# Text shown:
Q. I think I'm doing everything correctly, but everything fails (crashes, exceptions, hangs)...
A. Debugging trees is not trivial. Start with simple BST trees and make sure things work there. Then move to insertion into AVL trees. When that works, finish with AVL remove. Note that you can start testing sorting (trivial implementation) as soon as BST insert (moderate diff.) works and you have an in-order traversal working (easy-moderate). To ease debugging, I'm including some code here (feel free to add it as private or as temporary non-private methods in your trees):
	/*
      This method checks if tree is an AVL Tree
	 */
	public boolean isAVL(){
		return ifAVL(root);
	}

	protected boolean ifAVL(Node t){
		if (t==null) return true;
		return isBST() && (Math.abs(height(t.right)-height(t.left))<=1)
				&& ifAVL(t.right) && ifAVL(t.left);
	}

	/*
	 * This method prints the tree in infix order.
	 * It indents 3 spaces for every level past the root.
	 * Used for testing
	 */
	public void print() {
		infixPrint(root, 0);
	}

	/*
	 * this method implements print
	 */
	protected void infixPrint(Node  t, int levelCount) {
		if(t == null)
			return;

		infixPrint(t.right, levelCount+1);
		for(int i=0; i < levelCount; i++)
			System.out.print("    ");
		System.out.println("put here whatever fields you want to print from your nodes");
		infixPrint(t.left, levelCount+1);
	}
	
Possible result of printing during debugging (tilt your head sideways to the left to visualize the tree):
	Array:
	[3, 4, 0, 2, 2, 4, 3, 0, 1, 1]
	In-order traversal of the tree:
	[0][0][1][1][2][2][3][3][4][4]
	Tree structure (numbers-keys: height of the subtree, count of duplicate keys):

    4:h=0c=2
3:h=3c=2
        2:h=1c=2
            1:h=0c=2
    0:h=2c=2

TreeHeight: 3

	
Finally, a couple of functions to test if the tree is a valid tree:
	/*
	 * This method exchanges the left and right children of root.

Stored data entries

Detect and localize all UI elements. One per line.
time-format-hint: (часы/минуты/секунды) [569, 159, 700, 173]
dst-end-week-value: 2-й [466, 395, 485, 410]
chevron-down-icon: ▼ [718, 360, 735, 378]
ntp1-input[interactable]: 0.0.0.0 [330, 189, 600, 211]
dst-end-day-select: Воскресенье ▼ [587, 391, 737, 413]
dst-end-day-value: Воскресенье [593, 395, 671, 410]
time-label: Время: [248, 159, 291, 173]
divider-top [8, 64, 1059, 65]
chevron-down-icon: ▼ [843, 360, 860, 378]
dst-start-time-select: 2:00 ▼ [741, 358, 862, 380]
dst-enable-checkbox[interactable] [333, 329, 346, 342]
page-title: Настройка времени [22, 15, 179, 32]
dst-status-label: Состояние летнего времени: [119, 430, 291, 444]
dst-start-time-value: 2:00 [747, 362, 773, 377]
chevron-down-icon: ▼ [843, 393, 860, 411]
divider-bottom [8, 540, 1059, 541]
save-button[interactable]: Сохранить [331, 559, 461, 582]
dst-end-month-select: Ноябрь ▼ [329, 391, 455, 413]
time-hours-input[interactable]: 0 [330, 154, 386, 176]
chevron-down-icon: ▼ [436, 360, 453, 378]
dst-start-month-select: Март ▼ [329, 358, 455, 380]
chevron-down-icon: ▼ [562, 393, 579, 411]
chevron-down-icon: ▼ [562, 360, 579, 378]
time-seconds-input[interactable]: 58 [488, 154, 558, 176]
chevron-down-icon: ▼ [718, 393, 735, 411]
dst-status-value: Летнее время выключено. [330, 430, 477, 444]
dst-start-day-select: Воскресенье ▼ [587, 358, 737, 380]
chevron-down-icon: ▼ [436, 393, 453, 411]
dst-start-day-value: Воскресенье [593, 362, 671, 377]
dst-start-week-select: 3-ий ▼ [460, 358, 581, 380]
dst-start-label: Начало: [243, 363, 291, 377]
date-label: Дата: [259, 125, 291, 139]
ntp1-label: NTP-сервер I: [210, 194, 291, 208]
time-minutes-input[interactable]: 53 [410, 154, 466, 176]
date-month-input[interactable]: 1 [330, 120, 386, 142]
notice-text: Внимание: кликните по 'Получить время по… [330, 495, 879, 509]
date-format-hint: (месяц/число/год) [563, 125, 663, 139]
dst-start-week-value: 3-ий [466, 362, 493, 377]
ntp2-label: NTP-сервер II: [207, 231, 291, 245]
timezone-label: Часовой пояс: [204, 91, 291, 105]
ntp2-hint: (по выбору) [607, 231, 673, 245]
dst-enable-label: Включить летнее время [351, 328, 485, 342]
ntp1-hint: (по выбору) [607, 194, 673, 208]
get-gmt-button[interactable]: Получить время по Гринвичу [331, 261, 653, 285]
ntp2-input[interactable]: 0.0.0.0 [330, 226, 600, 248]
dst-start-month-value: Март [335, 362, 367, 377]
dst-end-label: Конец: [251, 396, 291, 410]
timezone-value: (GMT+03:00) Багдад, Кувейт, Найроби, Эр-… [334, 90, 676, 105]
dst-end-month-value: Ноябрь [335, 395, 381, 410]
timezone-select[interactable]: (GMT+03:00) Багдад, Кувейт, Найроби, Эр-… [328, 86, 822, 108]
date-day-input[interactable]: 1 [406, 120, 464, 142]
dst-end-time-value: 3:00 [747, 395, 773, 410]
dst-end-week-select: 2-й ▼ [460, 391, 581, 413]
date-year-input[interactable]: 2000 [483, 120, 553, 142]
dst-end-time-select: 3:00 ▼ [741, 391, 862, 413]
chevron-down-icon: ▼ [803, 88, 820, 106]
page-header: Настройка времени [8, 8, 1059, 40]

# Required work:
[1] Decide whether each statement agrees with the tree-debugging text, answering yes or no and quoting the words of the text that settle it: (a) The text advises starting with AVL remove before working on BST trees. (b) Sorting can be tested once BST insert and an in-order traversal work. (c) The sample output reports a tree height of 3.
[2] Output the part of the tree-debugging text that opens with the words containing "protected boolean ifAVL(Node" and closes with "in infix order.", copied exactly.

# List of solutions:
[1]
(a) No: "Start with simple BST trees and make sure things work there." and "When that works, finish with AVL remove."
(b) Yes: "you can start testing sorting (trivial implementation) as soon as BST insert (moderate diff.) works and you have an in-order traversal working"
(c) Yes: "TreeHeight: 3"

[2]
protected boolean ifAVL(Node t){
		if (t==null) return true;
		return isBST() && (Math.abs(height(t.right)-height(t.left))<=1)
				&& ifAVL(t.right) && ifAVL(t.left);
	}

	/*
	 * This method prints the tree in infix order.